Extracts from a graphics dataset
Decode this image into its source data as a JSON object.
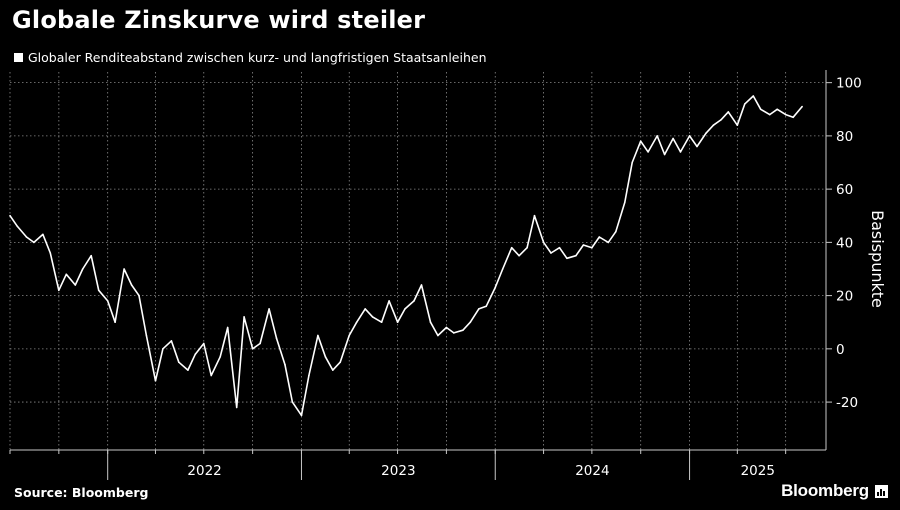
{
  "header": {
    "title": "Globale Zinskurve wird steiler"
  },
  "legend": {
    "label": "Globaler Renditeabstand zwischen kurz- und langfristigen Staatsanleihen"
  },
  "footer": {
    "source": "Source: Bloomberg",
    "brand": "Bloomberg"
  },
  "colors": {
    "background": "#000000",
    "line": "#ffffff",
    "grid": "#8a8a8a",
    "axis": "#c8c8c8"
  },
  "chart_data": {
    "type": "line",
    "title": "Globale Zinskurve wird steiler",
    "ylabel": "Basispunkte",
    "y_axis_side": "right",
    "ylim": [
      -38,
      104
    ],
    "xlim": [
      "2021-07-01",
      "2025-09-15"
    ],
    "yticks": [
      -20,
      0,
      20,
      40,
      60,
      80,
      100
    ],
    "ytick_labels": [
      "-20",
      "0",
      "20",
      "40",
      "60",
      "80",
      "100"
    ],
    "xtick_labels": [
      "2022",
      "2023",
      "2024",
      "2025"
    ],
    "grid": true,
    "legend_position": "top-left",
    "series": [
      {
        "name": "Globaler Renditeabstand zwischen kurz- und langfristigen Staatsanleihen",
        "x": [
          "2021-07-01",
          "2021-07-15",
          "2021-08-01",
          "2021-08-15",
          "2021-09-01",
          "2021-09-15",
          "2021-10-01",
          "2021-10-15",
          "2021-11-01",
          "2021-11-15",
          "2021-12-01",
          "2021-12-15",
          "2022-01-01",
          "2022-01-15",
          "2022-02-01",
          "2022-02-15",
          "2022-03-01",
          "2022-03-15",
          "2022-04-01",
          "2022-04-15",
          "2022-05-01",
          "2022-05-15",
          "2022-06-01",
          "2022-06-15",
          "2022-07-01",
          "2022-07-15",
          "2022-08-01",
          "2022-08-15",
          "2022-09-01",
          "2022-09-15",
          "2022-10-01",
          "2022-10-15",
          "2022-11-01",
          "2022-11-15",
          "2022-12-01",
          "2022-12-15",
          "2023-01-01",
          "2023-01-15",
          "2023-02-01",
          "2023-02-15",
          "2023-03-01",
          "2023-03-15",
          "2023-04-01",
          "2023-04-15",
          "2023-05-01",
          "2023-05-15",
          "2023-06-01",
          "2023-06-15",
          "2023-07-01",
          "2023-07-15",
          "2023-08-01",
          "2023-08-15",
          "2023-09-01",
          "2023-09-15",
          "2023-10-01",
          "2023-10-15",
          "2023-11-01",
          "2023-11-15",
          "2023-12-01",
          "2023-12-15",
          "2024-01-01",
          "2024-01-15",
          "2024-02-01",
          "2024-02-15",
          "2024-03-01",
          "2024-03-15",
          "2024-04-01",
          "2024-04-15",
          "2024-05-01",
          "2024-05-15",
          "2024-06-01",
          "2024-06-15",
          "2024-07-01",
          "2024-07-15",
          "2024-08-01",
          "2024-08-15",
          "2024-09-01",
          "2024-09-15",
          "2024-10-01",
          "2024-10-15",
          "2024-11-01",
          "2024-11-15",
          "2024-12-01",
          "2024-12-15",
          "2025-01-01",
          "2025-01-15",
          "2025-02-01",
          "2025-02-15",
          "2025-03-01",
          "2025-03-15",
          "2025-04-01",
          "2025-04-15",
          "2025-05-01",
          "2025-05-15",
          "2025-06-01",
          "2025-06-15",
          "2025-07-01",
          "2025-07-15",
          "2025-08-01"
        ],
        "y": [
          50,
          46,
          42,
          40,
          43,
          36,
          22,
          28,
          24,
          30,
          35,
          22,
          18,
          10,
          30,
          24,
          20,
          5,
          -12,
          0,
          3,
          -5,
          -8,
          -2,
          2,
          -10,
          -3,
          8,
          -22,
          12,
          0,
          2,
          15,
          4,
          -6,
          -20,
          -25,
          -10,
          5,
          -3,
          -8,
          -5,
          5,
          10,
          15,
          12,
          10,
          18,
          10,
          15,
          18,
          24,
          10,
          5,
          8,
          6,
          7,
          10,
          15,
          16,
          23,
          30,
          38,
          35,
          38,
          50,
          40,
          36,
          38,
          34,
          35,
          39,
          38,
          42,
          40,
          44,
          55,
          70,
          78,
          74,
          80,
          73,
          79,
          74,
          80,
          76,
          81,
          84,
          86,
          89,
          84,
          92,
          95,
          90,
          88,
          90,
          88,
          87,
          91
        ]
      }
    ]
  }
}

YOUR INSTRUCTIONS:
In the data above, how many lines contain the string "kurz"? Answer with the number only.

WORKED ANSWER:
2